DESCRIPTION OF THE TASK:
Copy the lines verbatim, starting at the line containing "379, 737, 397]" and ending at the line containing "448, 302, 466]".

[Labeled region entries]

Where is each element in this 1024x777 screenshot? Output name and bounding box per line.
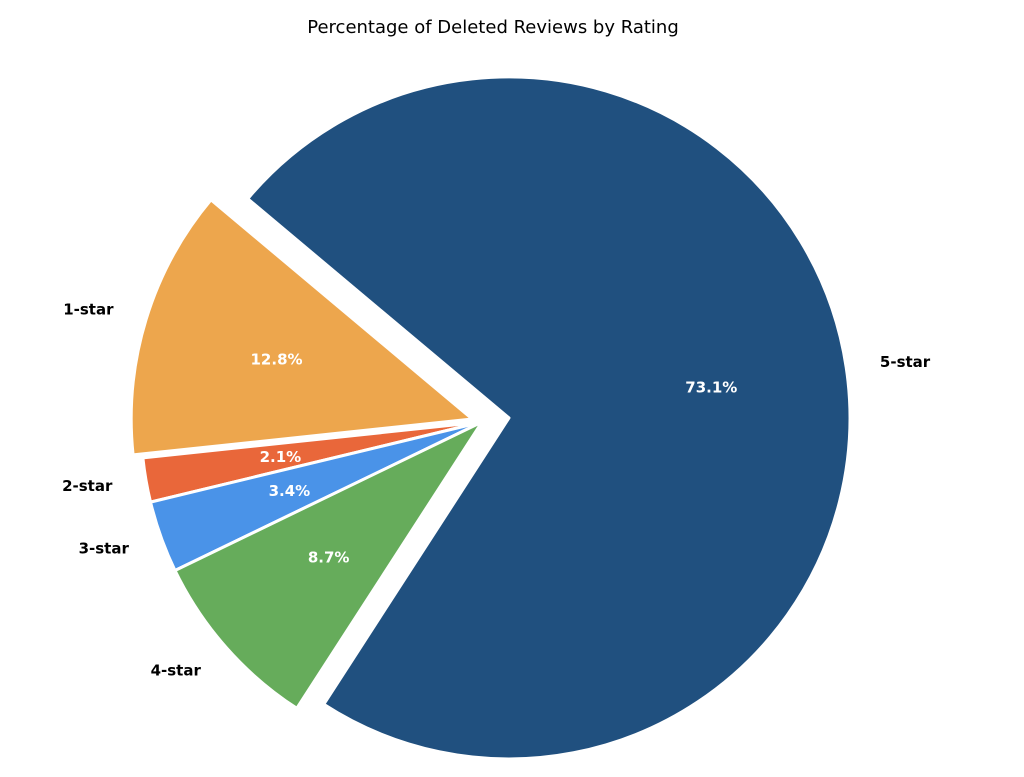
slice-percent-5-star: 73.1%	[685, 379, 737, 397]
slice-percent-3-star: 3.4%	[269, 482, 311, 500]
chart-title: Percentage of Deleted Reviews by Rating	[307, 17, 679, 38]
pie-slice-5-star	[246, 75, 852, 761]
pie-slice-4-star	[173, 420, 484, 710]
pie-slice-1-star	[129, 198, 474, 457]
slice-percent-1-star: 12.8%	[251, 350, 303, 368]
slice-label-1-star: 1-star	[63, 300, 114, 318]
slice-label-5-star: 5-star	[880, 353, 931, 371]
slice-percent-2-star: 2.1%	[260, 448, 302, 466]
slice-label-2-star: 2-star	[62, 477, 113, 495]
slice-label-4-star: 4-star	[151, 661, 202, 679]
slice-label-3-star: 3-star	[79, 539, 130, 557]
slice-percent-4-star: 8.7%	[308, 548, 350, 566]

FULL SOLUTION:
slice-percent-5-star: 73.1%	[685, 379, 737, 397]
slice-percent-3-star: 3.4%	[269, 482, 311, 500]
chart-title: Percentage of Deleted Reviews by Rating	[307, 17, 679, 38]
pie-slice-5-star	[246, 75, 852, 761]
pie-slice-4-star	[173, 420, 484, 710]
pie-slice-1-star	[129, 198, 474, 457]
slice-percent-1-star: 12.8%	[251, 350, 303, 368]
slice-label-1-star: 1-star	[63, 300, 114, 318]
slice-label-5-star: 5-star	[880, 353, 931, 371]
slice-percent-2-star: 2.1%	[260, 448, 302, 466]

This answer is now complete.